[JOB]
Extract every line below that contains the word "screenshot".

(Excerpts from a figure dataset)

---------------

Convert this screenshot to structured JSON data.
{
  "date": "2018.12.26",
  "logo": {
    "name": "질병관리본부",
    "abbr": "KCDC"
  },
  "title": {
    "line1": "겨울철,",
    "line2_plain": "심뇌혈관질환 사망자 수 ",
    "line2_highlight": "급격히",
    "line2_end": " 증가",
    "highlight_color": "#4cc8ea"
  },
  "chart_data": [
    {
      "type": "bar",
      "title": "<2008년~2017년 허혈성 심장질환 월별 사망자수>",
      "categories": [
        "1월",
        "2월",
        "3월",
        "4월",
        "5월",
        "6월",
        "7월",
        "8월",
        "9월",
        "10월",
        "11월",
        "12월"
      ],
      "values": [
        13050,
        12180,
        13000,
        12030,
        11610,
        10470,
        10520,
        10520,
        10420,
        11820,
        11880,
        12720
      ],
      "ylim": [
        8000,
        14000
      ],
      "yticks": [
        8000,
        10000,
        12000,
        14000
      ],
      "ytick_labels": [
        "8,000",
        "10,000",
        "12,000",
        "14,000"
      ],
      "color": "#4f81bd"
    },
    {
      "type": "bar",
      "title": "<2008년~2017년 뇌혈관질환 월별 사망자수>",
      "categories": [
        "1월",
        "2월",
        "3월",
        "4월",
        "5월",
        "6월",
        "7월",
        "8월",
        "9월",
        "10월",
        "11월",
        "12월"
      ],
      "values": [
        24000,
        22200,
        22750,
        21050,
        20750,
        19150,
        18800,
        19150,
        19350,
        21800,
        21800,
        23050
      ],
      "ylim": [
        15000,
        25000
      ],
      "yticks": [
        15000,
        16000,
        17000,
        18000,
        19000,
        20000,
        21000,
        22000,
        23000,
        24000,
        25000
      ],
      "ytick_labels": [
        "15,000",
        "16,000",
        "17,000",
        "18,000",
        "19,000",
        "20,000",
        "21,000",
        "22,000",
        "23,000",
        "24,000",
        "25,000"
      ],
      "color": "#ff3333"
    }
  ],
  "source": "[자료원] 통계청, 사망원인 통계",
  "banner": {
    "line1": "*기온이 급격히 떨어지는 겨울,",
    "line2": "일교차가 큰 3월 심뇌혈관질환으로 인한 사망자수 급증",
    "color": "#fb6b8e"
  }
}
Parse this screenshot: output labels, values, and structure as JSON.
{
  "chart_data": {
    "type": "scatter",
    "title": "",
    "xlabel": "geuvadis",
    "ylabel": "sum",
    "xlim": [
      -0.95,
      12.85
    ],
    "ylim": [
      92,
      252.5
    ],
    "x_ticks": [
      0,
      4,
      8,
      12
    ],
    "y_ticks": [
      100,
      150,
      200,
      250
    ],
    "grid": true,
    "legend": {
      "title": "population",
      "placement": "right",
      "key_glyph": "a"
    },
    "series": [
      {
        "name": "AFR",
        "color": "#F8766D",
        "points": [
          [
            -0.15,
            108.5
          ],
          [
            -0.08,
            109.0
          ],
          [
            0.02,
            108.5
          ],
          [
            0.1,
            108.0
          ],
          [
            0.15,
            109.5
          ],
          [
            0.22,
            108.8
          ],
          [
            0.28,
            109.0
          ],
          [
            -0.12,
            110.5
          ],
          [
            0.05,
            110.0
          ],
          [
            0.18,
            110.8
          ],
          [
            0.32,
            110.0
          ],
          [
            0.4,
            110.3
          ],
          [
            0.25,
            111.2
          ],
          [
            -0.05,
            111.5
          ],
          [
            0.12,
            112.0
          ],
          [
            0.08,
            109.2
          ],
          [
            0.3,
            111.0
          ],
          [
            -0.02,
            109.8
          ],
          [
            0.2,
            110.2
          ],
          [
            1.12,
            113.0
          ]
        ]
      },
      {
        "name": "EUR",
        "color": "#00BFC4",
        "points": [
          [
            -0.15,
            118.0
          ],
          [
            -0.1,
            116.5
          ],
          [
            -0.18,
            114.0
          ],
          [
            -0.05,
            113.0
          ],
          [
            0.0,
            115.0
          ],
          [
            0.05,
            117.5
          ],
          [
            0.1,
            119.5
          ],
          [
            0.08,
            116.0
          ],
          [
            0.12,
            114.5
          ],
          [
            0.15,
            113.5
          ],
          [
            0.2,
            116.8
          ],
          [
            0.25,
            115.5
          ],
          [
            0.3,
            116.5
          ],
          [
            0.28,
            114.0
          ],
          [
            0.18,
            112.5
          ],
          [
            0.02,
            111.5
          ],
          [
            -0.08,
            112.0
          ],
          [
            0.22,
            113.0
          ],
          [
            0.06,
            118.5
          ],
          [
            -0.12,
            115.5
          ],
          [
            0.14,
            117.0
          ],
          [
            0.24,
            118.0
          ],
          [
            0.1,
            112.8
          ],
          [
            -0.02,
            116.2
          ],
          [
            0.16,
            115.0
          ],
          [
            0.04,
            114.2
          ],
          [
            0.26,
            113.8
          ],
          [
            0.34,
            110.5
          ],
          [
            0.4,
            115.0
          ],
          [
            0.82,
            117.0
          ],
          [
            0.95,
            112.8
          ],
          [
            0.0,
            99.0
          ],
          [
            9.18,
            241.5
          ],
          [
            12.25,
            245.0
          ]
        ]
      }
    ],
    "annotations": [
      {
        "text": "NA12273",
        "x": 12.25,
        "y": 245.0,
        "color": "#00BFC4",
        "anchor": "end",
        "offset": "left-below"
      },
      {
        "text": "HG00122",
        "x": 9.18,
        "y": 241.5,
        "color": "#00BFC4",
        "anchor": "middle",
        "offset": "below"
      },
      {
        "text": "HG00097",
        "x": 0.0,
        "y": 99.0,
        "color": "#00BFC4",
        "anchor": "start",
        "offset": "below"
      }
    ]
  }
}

---------------

[EXERCISE RESPONSE]
Convert this screenshot to structured JSON data.
Parse this screenshot: output labels, values, and structure as JSON.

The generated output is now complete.